Chart and figure data

+===+

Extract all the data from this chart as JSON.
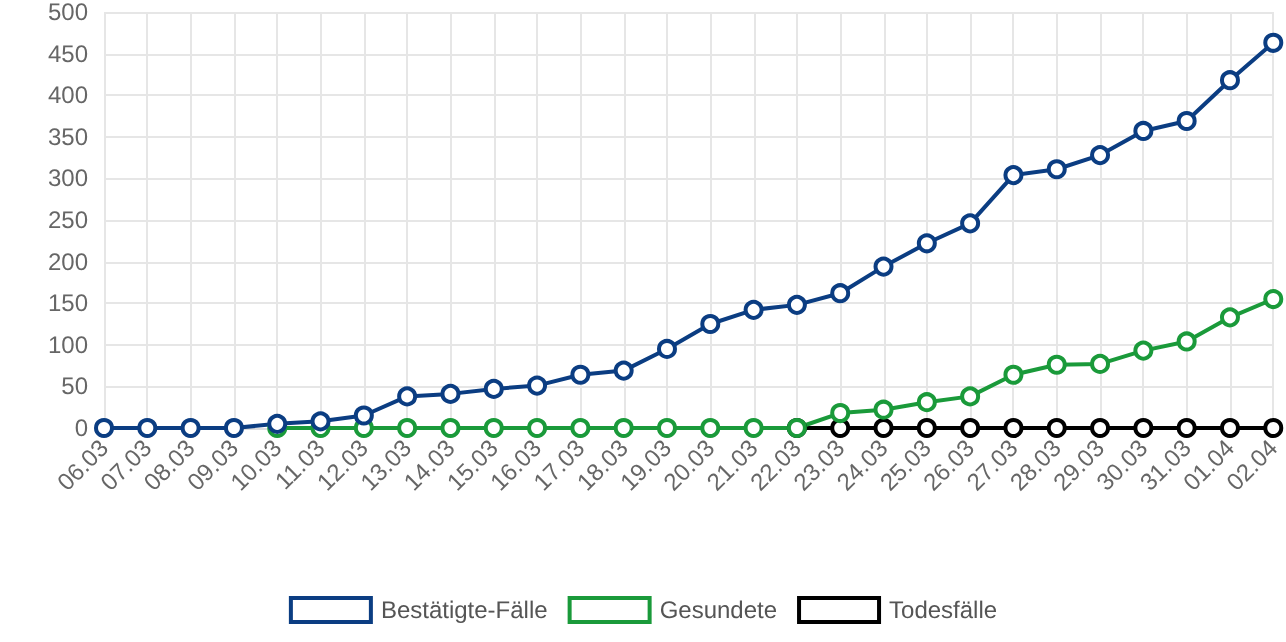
{
  "chart_data": {
    "type": "line",
    "categories": [
      "06.03",
      "07.03",
      "08.03",
      "09.03",
      "10.03",
      "11.03",
      "12.03",
      "13.03",
      "14.03",
      "15.03",
      "16.03",
      "17.03",
      "18.03",
      "19.03",
      "20.03",
      "21.03",
      "22.03",
      "23.03",
      "24.03",
      "25.03",
      "26.03",
      "27.03",
      "28.03",
      "29.03",
      "30.03",
      "31.03",
      "01.04",
      "02.04"
    ],
    "series": [
      {
        "name": "Bestätigte-Fälle",
        "color": "#0b3d82",
        "values": [
          0,
          0,
          0,
          0,
          5,
          8,
          15,
          38,
          41,
          47,
          51,
          64,
          69,
          95,
          125,
          142,
          148,
          162,
          194,
          222,
          246,
          304,
          311,
          328,
          357,
          369,
          418,
          463
        ]
      },
      {
        "name": "Gesundete",
        "color": "#1a9a3a",
        "values": [
          null,
          null,
          null,
          null,
          0,
          0,
          0,
          0,
          0,
          0,
          0,
          0,
          0,
          0,
          0,
          0,
          0,
          18,
          22,
          31,
          38,
          64,
          76,
          77,
          93,
          104,
          133,
          155
        ]
      },
      {
        "name": "Todesfälle",
        "color": "#000000",
        "values": [
          null,
          null,
          null,
          null,
          null,
          null,
          null,
          null,
          null,
          null,
          null,
          null,
          null,
          null,
          null,
          null,
          0,
          0,
          0,
          0,
          0,
          0,
          0,
          0,
          0,
          0,
          0,
          0
        ]
      }
    ],
    "ylim": [
      0,
      500
    ],
    "yticks": [
      0,
      50,
      100,
      150,
      200,
      250,
      300,
      350,
      400,
      450,
      500
    ],
    "grid": true,
    "legend": "bottom",
    "marker": "circle",
    "line_style": "solid"
  }
}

+===+

**EXERCISE BRIEF:**
Leave the images out, please, and restate each line word for word.

**TASK RESPONSE:**
Extract all the data from this chart as JSON.
{
  "chart_data": {
    "type": "line",
    "categories": [
      "06.03",
      "07.03",
      "08.03",
      "09.03",
      "10.03",
      "11.03",
      "12.03",
      "13.03",
      "14.03",
      "15.03",
      "16.03",
      "17.03",
      "18.03",
      "19.03",
      "20.03",
      "21.03",
      "22.03",
      "23.03",
      "24.03",
      "25.03",
      "26.03",
      "27.03",
      "28.03",
      "29.03",
      "30.03",
      "31.03",
      "01.04",
      "02.04"
    ],
    "series": [
      {
        "name": "Bestätigte-Fälle",
        "color": "#0b3d82",
        "values": [
          0,
          0,
          0,
          0,
          5,
          8,
          15,
          38,
          41,
          47,
          51,
          64,
          69,
          95,
          125,
          142,
          148,
          162,
          194,
          222,
          246,
          304,
          311,
          328,
          357,
          369,
          418,
          463
        ]
      },
      {
        "name": "Gesundete",
        "color": "#1a9a3a",
        "values": [
          null,
          null,
          null,
          null,
          0,
          0,
          0,
          0,
          0,
          0,
          0,
          0,
          0,
          0,
          0,
          0,
          0,
          18,
          22,
          31,
          38,
          64,
          76,
          77,
          93,
          104,
          133,
          155
        ]
      },
      {
        "name": "Todesfälle",
        "color": "#000000",
        "values": [
          null,
          null,
          null,
          null,
          null,
          null,
          null,
          null,
          null,
          null,
          null,
          null,
          null,
          null,
          null,
          null,
          0,
          0,
          0,
          0,
          0,
          0,
          0,
          0,
          0,
          0,
          0,
          0
        ]
      }
    ],
    "ylim": [
      0,
      500
    ],
    "yticks": [
      0,
      50,
      100,
      150,
      200,
      250,
      300,
      350,
      400,
      450,
      500
    ],
    "grid": true,
    "legend": "bottom",
    "marker": "circle",
    "line_style": "solid"
  }
}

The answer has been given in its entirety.